> [GIVEN INFORMATION]:
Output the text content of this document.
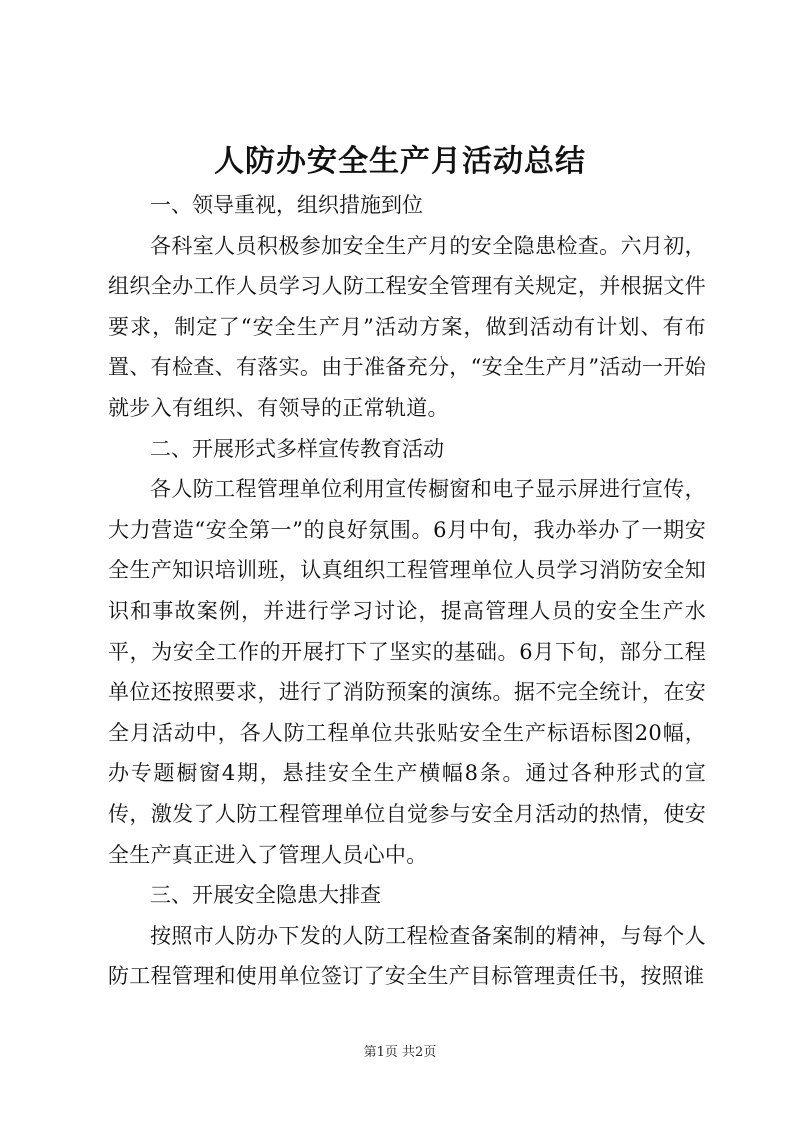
人防办安全生产月活动总结

一、领导重视，组织措施到位

各科室人员积极参加安全生产月的安全隐患检查。六月初，组织全办工作人员学习人防工程安全管理有关规定，并根据文件要求，制定了“安全生产月”活动方案，做到活动有计划、有布置、有检查、有落实。由于准备充分，“安全生产月”活动一开始就步入有组织、有领导的正常轨道。

二、开展形式多样宣传教育活动

各人防工程管理单位利用宣传橱窗和电子显示屏进行宣传，大力营造“安全第一”的良好氛围。6月中旬，我办举办了一期安全生产知识培训班，认真组织工程管理单位人员学习消防安全知识和事故案例，并进行学习讨论，提高管理人员的安全生产水平，为安全工作的开展打下了坚实的基础。6月下旬，部分工程单位还按照要求，进行了消防预案的演练。据不完全统计，在安全月活动中，各人防工程单位共张贴安全生产标语标图20幅，办专题橱窗4期，悬挂安全生产横幅8条。通过各种形式的宣传，激发了人防工程管理单位自觉参与安全月活动的热情，使安全生产真正进入了管理人员心中。

三、开展安全隐患大排查

按照市人防办下发的人防工程检查备案制的精神，与每个人防工程管理和使用单位签订了安全生产目标管理责任书，按照谁

第1页 共2页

> [PROBLEM DESCRIPTION]:
Every record above should be transcribed exactly; the pictures stay out of the copy.

> [FULL SOLUTION]:
Output the text content of this document.
人防办安全生产月活动总结

一、领导重视，组织措施到位

各科室人员积极参加安全生产月的安全隐患检查。六月初，组织全办工作人员学习人防工程安全管理有关规定，并根据文件要求，制定了“安全生产月”活动方案，做到活动有计划、有布置、有检查、有落实。由于准备充分，“安全生产月”活动一开始就步入有组织、有领导的正常轨道。

二、开展形式多样宣传教育活动

各人防工程管理单位利用宣传橱窗和电子显示屏进行宣传，大力营造“安全第一”的良好氛围。6月中旬，我办举办了一期安全生产知识培训班，认真组织工程管理单位人员学习消防安全知识和事故案例，并进行学习讨论，提高管理人员的安全生产水平，为安全工作的开展打下了坚实的基础。6月下旬，部分工程单位还按照要求，进行了消防预案的演练。据不完全统计，在安全月活动中，各人防工程单位共张贴安全生产标语标图20幅，办专题橱窗4期，悬挂安全生产横幅8条。通过各种形式的宣传，激发了人防工程管理单位自觉参与安全月活动的热情，使安全生产真正进入了管理人员心中。

三、开展安全隐患大排查

按照市人防办下发的人防工程检查备案制的精神，与每个人防工程管理和使用单位签订了安全生产目标管理责任书，按照谁

第1页 共2页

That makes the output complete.